- **DATA TO PROCESS**:
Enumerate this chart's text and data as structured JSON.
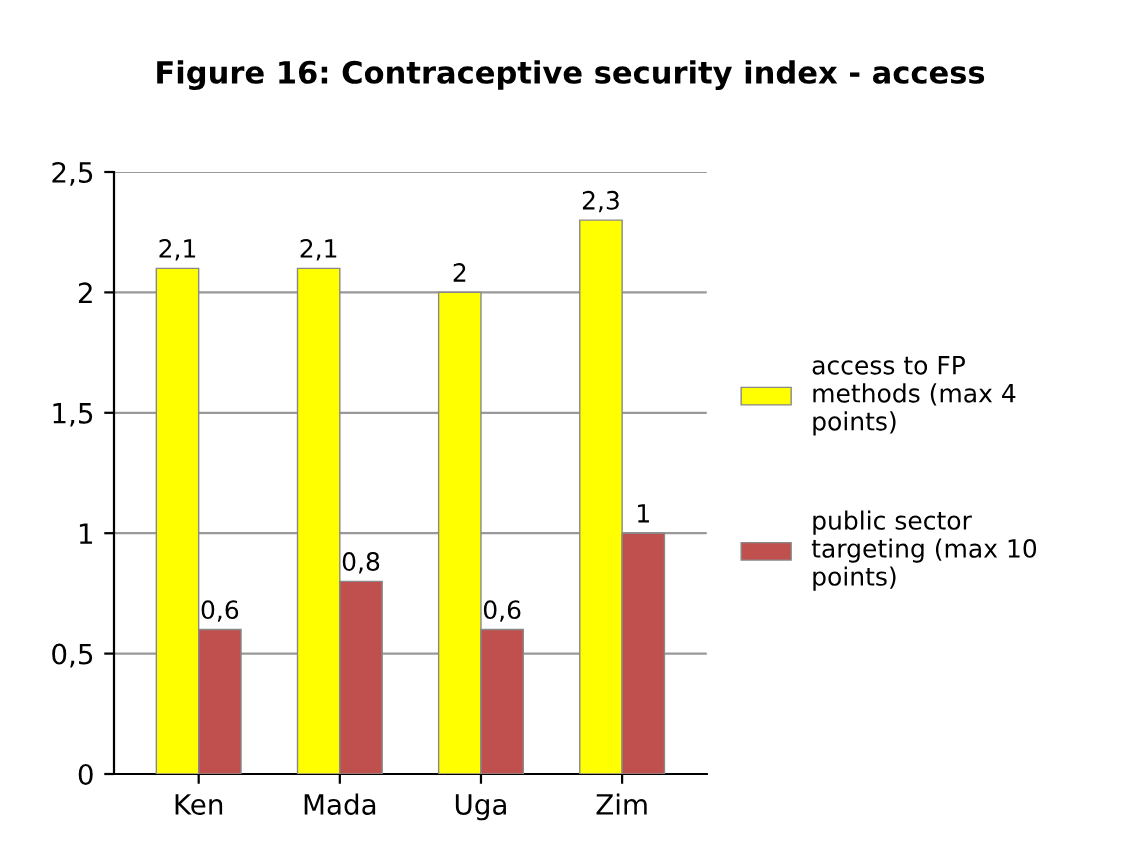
{
  "chart_data": {
    "type": "bar",
    "title": "Figure 16: Contraceptive security index - access",
    "categories": [
      "Ken",
      "Mada",
      "Uga",
      "Zim"
    ],
    "series": [
      {
        "name": "access to FP methods (max 4 points)",
        "color": "#ffff00",
        "values": [
          2.1,
          2.1,
          2,
          2.3
        ],
        "value_labels": [
          "2,1",
          "2,1",
          "2",
          "2,3"
        ]
      },
      {
        "name": "public sector targeting (max 10 points)",
        "color": "#c0504d",
        "values": [
          0.6,
          0.8,
          0.6,
          1
        ],
        "value_labels": [
          "0,6",
          "0,8",
          "0,6",
          "1"
        ]
      }
    ],
    "ylim": [
      0,
      2.5
    ],
    "yticks": [
      0,
      {
        "value": 0.5,
        "label": "0,5"
      },
      1,
      {
        "value": 1.5,
        "label": "1,5"
      },
      2,
      {
        "value": 2.5,
        "label": "2,5"
      }
    ],
    "grid": "y",
    "legend": "right"
  }
}
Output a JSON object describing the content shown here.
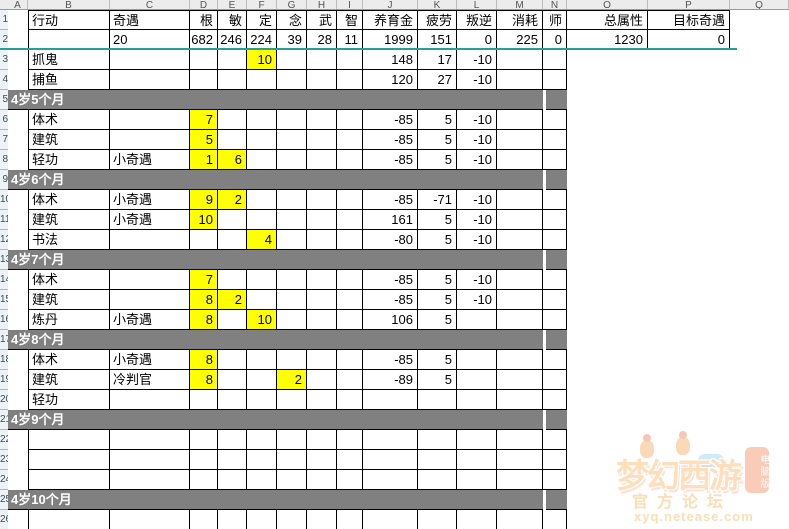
{
  "spreadsheet": {
    "column_letters": [
      "A",
      "B",
      "C",
      "D",
      "E",
      "F",
      "G",
      "H",
      "I",
      "J",
      "K",
      "L",
      "M",
      "N",
      "O",
      "P",
      "Q"
    ],
    "header_row": {
      "B": "行动",
      "C": "奇遇",
      "D": "根",
      "E": "敏",
      "F": "定",
      "G": "念",
      "H": "武",
      "I": "智",
      "J": "养育金",
      "K": "疲劳",
      "L": "叛逆",
      "M": "消耗",
      "N": "师",
      "O": "总属性",
      "P": "目标奇遇"
    },
    "totals_row": {
      "C": "20",
      "D": "682",
      "E": "246",
      "F": "224",
      "G": "39",
      "H": "28",
      "I": "11",
      "J": "1999",
      "K": "151",
      "L": "0",
      "M": "225",
      "N": "0",
      "O": "1230",
      "P": "0"
    },
    "rows": [
      {
        "type": "data",
        "cells": {
          "B": "抓鬼",
          "F": "10",
          "J": "148",
          "K": "17",
          "L": "-10"
        },
        "highlight": [
          "F"
        ]
      },
      {
        "type": "data",
        "cells": {
          "B": "捕鱼",
          "J": "120",
          "K": "27",
          "L": "-10"
        },
        "highlight": []
      },
      {
        "type": "section",
        "label": "4岁5个月"
      },
      {
        "type": "data",
        "cells": {
          "B": "体术",
          "D": "7",
          "J": "-85",
          "K": "5",
          "L": "-10"
        },
        "highlight": [
          "D"
        ]
      },
      {
        "type": "data",
        "cells": {
          "B": "建筑",
          "D": "5",
          "J": "-85",
          "K": "5",
          "L": "-10"
        },
        "highlight": [
          "D"
        ]
      },
      {
        "type": "data",
        "cells": {
          "B": "轻功",
          "C": "小奇遇",
          "D": "1",
          "E": "6",
          "J": "-85",
          "K": "5",
          "L": "-10"
        },
        "highlight": [
          "D",
          "E"
        ]
      },
      {
        "type": "section",
        "label": "4岁6个月"
      },
      {
        "type": "data",
        "cells": {
          "B": "体术",
          "C": "小奇遇",
          "D": "9",
          "E": "2",
          "J": "-85",
          "K": "-71",
          "L": "-10"
        },
        "highlight": [
          "D",
          "E"
        ]
      },
      {
        "type": "data",
        "cells": {
          "B": "建筑",
          "C": "小奇遇",
          "D": "10",
          "J": "161",
          "K": "5",
          "L": "-10"
        },
        "highlight": [
          "D"
        ]
      },
      {
        "type": "data",
        "cells": {
          "B": "书法",
          "F": "4",
          "J": "-80",
          "K": "5",
          "L": "-10"
        },
        "highlight": [
          "F"
        ]
      },
      {
        "type": "section",
        "label": "4岁7个月"
      },
      {
        "type": "data",
        "cells": {
          "B": "体术",
          "D": "7",
          "J": "-85",
          "K": "5",
          "L": "-10"
        },
        "highlight": [
          "D"
        ]
      },
      {
        "type": "data",
        "cells": {
          "B": "建筑",
          "D": "8",
          "E": "2",
          "J": "-85",
          "K": "5",
          "L": "-10"
        },
        "highlight": [
          "D",
          "E"
        ]
      },
      {
        "type": "data",
        "cells": {
          "B": "炼丹",
          "C": "小奇遇",
          "D": "8",
          "F": "10",
          "J": "106",
          "K": "5"
        },
        "highlight": [
          "D",
          "F"
        ]
      },
      {
        "type": "section",
        "label": "4岁8个月"
      },
      {
        "type": "data",
        "cells": {
          "B": "体术",
          "C": "小奇遇",
          "D": "8",
          "J": "-85",
          "K": "5"
        },
        "highlight": [
          "D"
        ]
      },
      {
        "type": "data",
        "cells": {
          "B": "建筑",
          "C": "冷判官",
          "D": "8",
          "G": "2",
          "J": "-89",
          "K": "5"
        },
        "highlight": [
          "D",
          "G"
        ]
      },
      {
        "type": "data",
        "cells": {
          "B": "轻功"
        },
        "highlight": []
      },
      {
        "type": "section",
        "label": "4岁9个月"
      },
      {
        "type": "data",
        "cells": {},
        "highlight": []
      },
      {
        "type": "data",
        "cells": {},
        "highlight": []
      },
      {
        "type": "data",
        "cells": {},
        "highlight": []
      },
      {
        "type": "section",
        "label": "4岁10个月"
      },
      {
        "type": "data",
        "cells": {},
        "highlight": []
      }
    ]
  },
  "watermark": {
    "title": "梦幻西游",
    "badge": "电脑版",
    "subtitle": "官方论坛",
    "url": "xyq.netease.com"
  },
  "colors": {
    "highlight": "#ffff00",
    "section_bg": "#808080",
    "freeze_line": "#2b9e94",
    "grid": "#000000",
    "section_text": "#ffffff"
  }
}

- **TO BE DONE**: The records shown above are to be repeated exactly, with the pictures left out.

- **RESULT BELOW**:
Enumerate this chart's text and data as structured JSON.
{
  "chart_data": {
    "type": "bar",
    "title": "Figure 16: Contraceptive security index - access",
    "categories": [
      "Ken",
      "Mada",
      "Uga",
      "Zim"
    ],
    "series": [
      {
        "name": "access to FP methods (max 4 points)",
        "color": "#ffff00",
        "values": [
          2.1,
          2.1,
          2,
          2.3
        ],
        "value_labels": [
          "2,1",
          "2,1",
          "2",
          "2,3"
        ]
      },
      {
        "name": "public sector targeting (max 10 points)",
        "color": "#c0504d",
        "values": [
          0.6,
          0.8,
          0.6,
          1
        ],
        "value_labels": [
          "0,6",
          "0,8",
          "0,6",
          "1"
        ]
      }
    ],
    "ylim": [
      0,
      2.5
    ],
    "yticks": [
      0,
      {
        "value": 0.5,
        "label": "0,5"
      },
      1,
      {
        "value": 1.5,
        "label": "1,5"
      },
      2,
      {
        "value": 2.5,
        "label": "2,5"
      }
    ],
    "grid": "y",
    "legend": "right"
  }
}
Output a JSON object describing the content shown here.
{
  "spreadsheet": {
    "column_letters": [
      "A",
      "B",
      "C",
      "D",
      "E",
      "F",
      "G",
      "H",
      "I",
      "J",
      "K",
      "L",
      "M",
      "N",
      "O",
      "P",
      "Q"
    ],
    "header_row": {
      "B": "行动",
      "C": "奇遇",
      "D": "根",
      "E": "敏",
      "F": "定",
      "G": "念",
      "H": "武",
      "I": "智",
      "J": "养育金",
      "K": "疲劳",
      "L": "叛逆",
      "M": "消耗",
      "N": "师",
      "O": "总属性",
      "P": "目标奇遇"
    },
    "totals_row": {
      "C": "20",
      "D": "682",
      "E": "246",
      "F": "224",
      "G": "39",
      "H": "28",
      "I": "11",
      "J": "1999",
      "K": "151",
      "L": "0",
      "M": "225",
      "N": "0",
      "O": "1230",
      "P": "0"
    },
    "rows": [
      {
        "type": "data",
        "cells": {
          "B": "抓鬼",
          "F": "10",
          "J": "148",
          "K": "17",
          "L": "-10"
        },
        "highlight": [
          "F"
        ]
      },
      {
        "type": "data",
        "cells": {
          "B": "捕鱼",
          "J": "120",
          "K": "27",
          "L": "-10"
        },
        "highlight": []
      },
      {
        "type": "section",
        "label": "4岁5个月"
      },
      {
        "type": "data",
        "cells": {
          "B": "体术",
          "D": "7",
          "J": "-85",
          "K": "5",
          "L": "-10"
        },
        "highlight": [
          "D"
        ]
      },
      {
        "type": "data",
        "cells": {
          "B": "建筑",
          "D": "5",
          "J": "-85",
          "K": "5",
          "L": "-10"
        },
        "highlight": [
          "D"
        ]
      },
      {
        "type": "data",
        "cells": {
          "B": "轻功",
          "C": "小奇遇",
          "D": "1",
          "E": "6",
          "J": "-85",
          "K": "5",
          "L": "-10"
        },
        "highlight": [
          "D",
          "E"
        ]
      },
      {
        "type": "section",
        "label": "4岁6个月"
      },
      {
        "type": "data",
        "cells": {
          "B": "体术",
          "C": "小奇遇",
          "D": "9",
          "E": "2",
          "J": "-85",
          "K": "-71",
          "L": "-10"
        },
        "highlight": [
          "D",
          "E"
        ]
      },
      {
        "type": "data",
        "cells": {
          "B": "建筑",
          "C": "小奇遇",
          "D": "10",
          "J": "161",
          "K": "5",
          "L": "-10"
        },
        "highlight": [
          "D"
        ]
      },
      {
        "type": "data",
        "cells": {
          "B": "书法",
          "F": "4",
          "J": "-80",
          "K": "5",
          "L": "-10"
        },
        "highlight": [
          "F"
        ]
      },
      {
        "type": "section",
        "label": "4岁7个月"
      },
      {
        "type": "data",
        "cells": {
          "B": "体术",
          "D": "7",
          "J": "-85",
          "K": "5",
          "L": "-10"
        },
        "highlight": [
          "D"
        ]
      },
      {
        "type": "data",
        "cells": {
          "B": "建筑",
          "D": "8",
          "E": "2",
          "J": "-85",
          "K": "5",
          "L": "-10"
        },
        "highlight": [
          "D",
          "E"
        ]
      },
      {
        "type": "data",
        "cells": {
          "B": "炼丹",
          "C": "小奇遇",
          "D": "8",
          "F": "10",
          "J": "106",
          "K": "5"
        },
        "highlight": [
          "D",
          "F"
        ]
      },
      {
        "type": "section",
        "label": "4岁8个月"
      },
      {
        "type": "data",
        "cells": {
          "B": "体术",
          "C": "小奇遇",
          "D": "8",
          "J": "-85",
          "K": "5"
        },
        "highlight": [
          "D"
        ]
      },
      {
        "type": "data",
        "cells": {
          "B": "建筑",
          "C": "冷判官",
          "D": "8",
          "G": "2",
          "J": "-89",
          "K": "5"
        },
        "highlight": [
          "D",
          "G"
        ]
      },
      {
        "type": "data",
        "cells": {
          "B": "轻功"
        },
        "highlight": []
      },
      {
        "type": "section",
        "label": "4岁9个月"
      },
      {
        "type": "data",
        "cells": {},
        "highlight": []
      },
      {
        "type": "data",
        "cells": {},
        "highlight": []
      },
      {
        "type": "data",
        "cells": {},
        "highlight": []
      },
      {
        "type": "section",
        "label": "4岁10个月"
      },
      {
        "type": "data",
        "cells": {},
        "highlight": []
      }
    ]
  },
  "watermark": {
    "title": "梦幻西游",
    "badge": "电脑版",
    "subtitle": "官方论坛",
    "url": "xyq.netease.com"
  },
  "colors": {
    "highlight": "#ffff00",
    "section_bg": "#808080",
    "freeze_line": "#2b9e94",
    "grid": "#000000",
    "section_text": "#ffffff"
  }
}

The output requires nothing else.